··· Supplied data
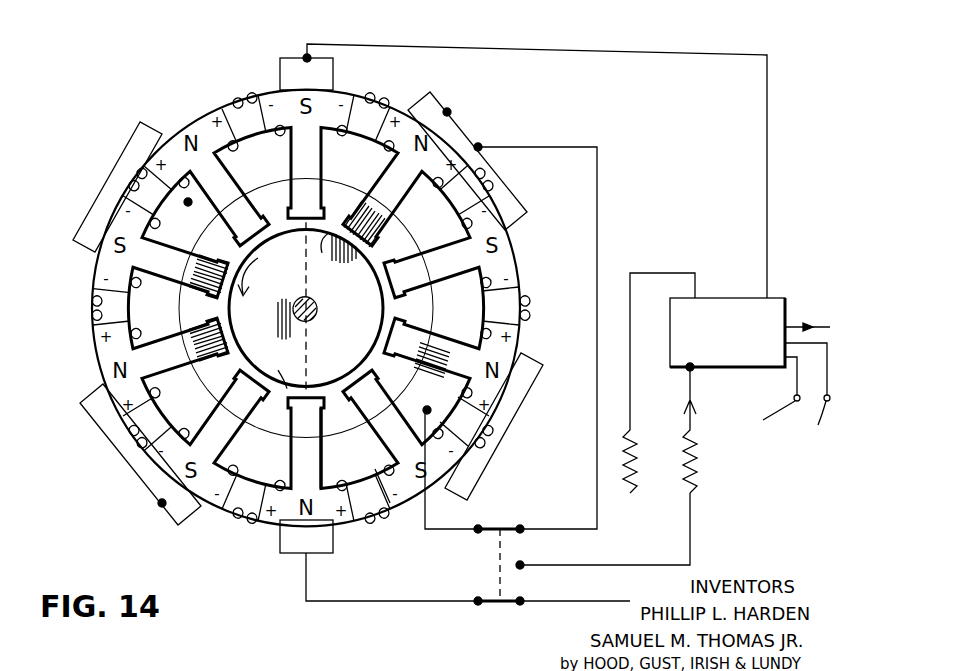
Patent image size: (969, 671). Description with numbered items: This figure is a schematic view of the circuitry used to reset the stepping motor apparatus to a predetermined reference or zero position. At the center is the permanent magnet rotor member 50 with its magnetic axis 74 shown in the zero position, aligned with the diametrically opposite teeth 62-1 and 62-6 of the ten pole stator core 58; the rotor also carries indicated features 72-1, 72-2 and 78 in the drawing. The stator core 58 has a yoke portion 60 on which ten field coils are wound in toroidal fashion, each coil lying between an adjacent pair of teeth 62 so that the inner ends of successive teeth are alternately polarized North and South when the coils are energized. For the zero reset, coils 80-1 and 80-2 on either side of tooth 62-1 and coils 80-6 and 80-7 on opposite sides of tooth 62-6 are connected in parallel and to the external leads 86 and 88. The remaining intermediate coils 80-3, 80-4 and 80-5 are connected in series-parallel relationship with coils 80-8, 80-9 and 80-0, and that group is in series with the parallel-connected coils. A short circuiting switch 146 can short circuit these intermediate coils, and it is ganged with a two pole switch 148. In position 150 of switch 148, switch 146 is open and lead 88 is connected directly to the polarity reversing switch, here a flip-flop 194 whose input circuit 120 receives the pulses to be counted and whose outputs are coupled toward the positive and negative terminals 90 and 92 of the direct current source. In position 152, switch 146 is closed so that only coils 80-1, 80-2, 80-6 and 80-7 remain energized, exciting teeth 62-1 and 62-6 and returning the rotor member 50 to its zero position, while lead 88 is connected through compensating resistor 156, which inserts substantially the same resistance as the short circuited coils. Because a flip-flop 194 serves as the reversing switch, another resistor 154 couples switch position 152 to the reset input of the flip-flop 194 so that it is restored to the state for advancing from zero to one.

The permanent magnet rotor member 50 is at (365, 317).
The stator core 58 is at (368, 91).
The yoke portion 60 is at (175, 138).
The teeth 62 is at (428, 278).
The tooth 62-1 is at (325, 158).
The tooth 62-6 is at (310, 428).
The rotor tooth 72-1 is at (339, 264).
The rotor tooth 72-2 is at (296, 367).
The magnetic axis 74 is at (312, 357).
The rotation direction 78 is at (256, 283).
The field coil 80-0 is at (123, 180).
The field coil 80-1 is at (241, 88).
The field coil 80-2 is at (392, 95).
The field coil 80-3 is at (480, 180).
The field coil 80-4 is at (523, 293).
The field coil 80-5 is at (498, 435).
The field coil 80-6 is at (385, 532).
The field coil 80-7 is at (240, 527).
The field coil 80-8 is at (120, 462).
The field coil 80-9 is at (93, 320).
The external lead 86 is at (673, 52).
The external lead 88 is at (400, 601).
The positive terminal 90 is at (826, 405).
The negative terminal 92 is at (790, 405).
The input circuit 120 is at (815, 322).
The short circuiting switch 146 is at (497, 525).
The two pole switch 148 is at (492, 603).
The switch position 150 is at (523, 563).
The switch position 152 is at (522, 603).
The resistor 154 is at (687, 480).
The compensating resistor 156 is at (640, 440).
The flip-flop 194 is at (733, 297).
······
Directions>
Pull out every line of the listing that contains the word "permanent" and copy each one.

Answer to this problem>
Patent image size: (969, 671). Description with numbered items: This figure is a schematic view of the circuitry used to reset the stepping motor apparatus to a predetermined reference or zero position. At the center is the permanent magnet rotor member 50 with its magnetic axis 74 shown in the zero position, aligned with the diametrically opposite teeth 62-1 and 62-6 of the ten pole stator core 58; the rotor also carries indicated features 72-1, 72-2 and 78 in the drawing. The stator core 58 has a yoke portion 60 on which ten field coils are wound in toroidal fashion, each coil lying between an adjacent pair of teeth 62 so that the inner ends of successive teeth are alternately polarized North and South when the coils are energized. For the zero reset, coils 80-1 and 80-2 on either side of tooth 62-1 and coils 80-6 and 80-7 on opposite sides of tooth 62-6 are connected in parallel and to the external leads 86 and 88. The remaining intermediate coils 80-3, 80-4 and 80-5 are connected in series-parallel relationship with coils 80-8, 80-9 and 80-0, and that group is in series with the parallel-connected coils. A short circuiting switch 146 can short circuit these intermediate coils, and it is ganged with a two pole switch 148. In position 150 of switch 148, switch 146 is open and lead 88 is connected directly to the polarity reversing switch, here a flip-flop 194 whose input circuit 120 receives the pulses to be counted and whose outputs are coupled toward the positive and negative terminals 90 and 92 of the direct current source. In position 152, switch 146 is closed so that only coils 80-1, 80-2, 80-6 and 80-7 remain energized, exciting teeth 62-1 and 62-6 and returning the rotor member 50 to its zero position, while lead 88 is connected through compensating resistor 156, which inserts substantially the same resistance as the short circuited coils. Because a flip-flop 194 serves as the reversing switch, another resistor 154 couples switch position 152 to the reset input of the flip-flop 194 so that it is restored to the state for advancing from zero to one.
The permanent magnet rotor member 50 is at (365, 317).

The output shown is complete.